WHAT YOU NEED TO DO. Please give the data below again in full, exactly as it stands.

STORED ROWS.
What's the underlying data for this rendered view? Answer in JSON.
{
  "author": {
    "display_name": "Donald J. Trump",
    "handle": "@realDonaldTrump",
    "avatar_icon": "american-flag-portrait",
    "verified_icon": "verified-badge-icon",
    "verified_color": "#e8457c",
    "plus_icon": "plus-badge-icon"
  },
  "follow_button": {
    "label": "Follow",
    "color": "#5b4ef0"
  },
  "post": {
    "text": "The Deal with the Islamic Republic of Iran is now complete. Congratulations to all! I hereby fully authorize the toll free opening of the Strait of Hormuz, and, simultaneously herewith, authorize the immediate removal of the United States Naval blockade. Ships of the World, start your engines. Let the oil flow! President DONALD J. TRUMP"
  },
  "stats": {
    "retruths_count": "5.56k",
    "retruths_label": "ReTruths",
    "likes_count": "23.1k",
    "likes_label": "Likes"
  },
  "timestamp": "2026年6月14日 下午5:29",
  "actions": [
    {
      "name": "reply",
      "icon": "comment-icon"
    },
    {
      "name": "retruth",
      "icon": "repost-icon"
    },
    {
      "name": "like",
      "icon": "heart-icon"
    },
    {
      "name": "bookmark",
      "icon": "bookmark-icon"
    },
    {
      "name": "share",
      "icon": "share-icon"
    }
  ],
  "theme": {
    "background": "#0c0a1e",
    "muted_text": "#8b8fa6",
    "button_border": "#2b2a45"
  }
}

EXERCISE ANSWER.
What's the underlying data for this rendered view? Answer in JSON.
{
  "author": {
    "display_name": "Donald J. Trump",
    "handle": "@realDonaldTrump",
    "avatar_icon": "american-flag-portrait",
    "verified_icon": "verified-badge-icon",
    "verified_color": "#e8457c",
    "plus_icon": "plus-badge-icon"
  },
  "follow_button": {
    "label": "Follow",
    "color": "#5b4ef0"
  },
  "post": {
    "text": "The Deal with the Islamic Republic of Iran is now complete. Congratulations to all! I hereby fully authorize the toll free opening of the Strait of Hormuz, and, simultaneously herewith, authorize the immediate removal of the United States Naval blockade. Ships of the World, start your engines. Let the oil flow! President DONALD J. TRUMP"
  },
  "stats": {
    "retruths_count": "5.56k",
    "retruths_label": "ReTruths",
    "likes_count": "23.1k",
    "likes_label": "Likes"
  },
  "timestamp": "2026年6月14日 下午5:29",
  "actions": [
    {
      "name": "reply",
      "icon": "comment-icon"
    },
    {
      "name": "retruth",
      "icon": "repost-icon"
    },
    {
      "name": "like",
      "icon": "heart-icon"
    },
    {
      "name": "bookmark",
      "icon": "bookmark-icon"
    },
    {
      "name": "share",
      "icon": "share-icon"
    }
  ],
  "theme": {
    "background": "#0c0a1e",
    "muted_text": "#8b8fa6",
    "button_border": "#2b2a45"
  }
}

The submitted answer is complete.